Give the entries again, word for word.

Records
┄┄┄┄┄┄┄┄┄┄┄┄┄┄┄┄┄┄┄┄

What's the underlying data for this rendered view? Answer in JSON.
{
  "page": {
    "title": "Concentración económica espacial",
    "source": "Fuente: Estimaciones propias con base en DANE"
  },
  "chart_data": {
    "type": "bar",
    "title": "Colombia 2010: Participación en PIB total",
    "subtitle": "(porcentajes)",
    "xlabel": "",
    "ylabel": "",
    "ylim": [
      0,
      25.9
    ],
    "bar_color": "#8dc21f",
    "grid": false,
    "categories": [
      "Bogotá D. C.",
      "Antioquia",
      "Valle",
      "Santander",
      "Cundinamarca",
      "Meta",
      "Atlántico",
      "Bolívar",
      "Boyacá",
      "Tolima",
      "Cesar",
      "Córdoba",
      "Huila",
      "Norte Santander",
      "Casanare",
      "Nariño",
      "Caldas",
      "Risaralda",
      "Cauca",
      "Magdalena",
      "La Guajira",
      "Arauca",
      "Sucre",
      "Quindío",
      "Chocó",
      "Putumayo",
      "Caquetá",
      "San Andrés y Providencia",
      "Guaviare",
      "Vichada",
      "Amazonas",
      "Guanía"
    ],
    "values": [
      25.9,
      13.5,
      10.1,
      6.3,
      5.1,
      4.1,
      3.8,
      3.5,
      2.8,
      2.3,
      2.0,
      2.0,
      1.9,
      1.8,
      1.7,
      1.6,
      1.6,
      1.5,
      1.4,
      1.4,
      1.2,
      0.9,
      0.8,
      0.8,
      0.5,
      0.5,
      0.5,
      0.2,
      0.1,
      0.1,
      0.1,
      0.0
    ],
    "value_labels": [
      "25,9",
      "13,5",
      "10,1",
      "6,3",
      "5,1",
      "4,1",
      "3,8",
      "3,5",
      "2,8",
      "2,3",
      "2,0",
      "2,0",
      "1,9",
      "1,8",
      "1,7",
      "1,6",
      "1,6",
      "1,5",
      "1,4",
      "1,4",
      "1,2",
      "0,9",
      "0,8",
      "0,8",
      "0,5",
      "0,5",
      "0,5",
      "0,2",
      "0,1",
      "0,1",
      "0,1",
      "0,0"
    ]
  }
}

┄┄┄┄┄┄┄┄┄┄┄┄┄┄┄┄┄┄┄┄

• **Written answer**
What's the underlying data for this rendered view? Answer in JSON.
{
  "page": {
    "title": "Concentración económica espacial",
    "source": "Fuente: Estimaciones propias con base en DANE"
  },
  "chart_data": {
    "type": "bar",
    "title": "Colombia 2010: Participación en PIB total",
    "subtitle": "(porcentajes)",
    "xlabel": "",
    "ylabel": "",
    "ylim": [
      0,
      25.9
    ],
    "bar_color": "#8dc21f",
    "grid": false,
    "categories": [
      "Bogotá D. C.",
      "Antioquia",
      "Valle",
      "Santander",
      "Cundinamarca",
      "Meta",
      "Atlántico",
      "Bolívar",
      "Boyacá",
      "Tolima",
      "Cesar",
      "Córdoba",
      "Huila",
      "Norte Santander",
      "Casanare",
      "Nariño",
      "Caldas",
      "Risaralda",
      "Cauca",
      "Magdalena",
      "La Guajira",
      "Arauca",
      "Sucre",
      "Quindío",
      "Chocó",
      "Putumayo",
      "Caquetá",
      "San Andrés y Providencia",
      "Guaviare",
      "Vichada",
      "Amazonas",
      "Guanía"
    ],
    "values": [
      25.9,
      13.5,
      10.1,
      6.3,
      5.1,
      4.1,
      3.8,
      3.5,
      2.8,
      2.3,
      2.0,
      2.0,
      1.9,
      1.8,
      1.7,
      1.6,
      1.6,
      1.5,
      1.4,
      1.4,
      1.2,
      0.9,
      0.8,
      0.8,
      0.5,
      0.5,
      0.5,
      0.2,
      0.1,
      0.1,
      0.1,
      0.0
    ],
    "value_labels": [
      "25,9",
      "13,5",
      "10,1",
      "6,3",
      "5,1",
      "4,1",
      "3,8",
      "3,5",
      "2,8",
      "2,3",
      "2,0",
      "2,0",
      "1,9",
      "1,8",
      "1,7",
      "1,6",
      "1,6",
      "1,5",
      "1,4",
      "1,4",
      "1,2",
      "0,9",
      "0,8",
      "0,8",
      "0,5",
      "0,5",
      "0,5",
      "0,2",
      "0,1",
      "0,1",
      "0,1",
      "0,0"
    ]
  }
}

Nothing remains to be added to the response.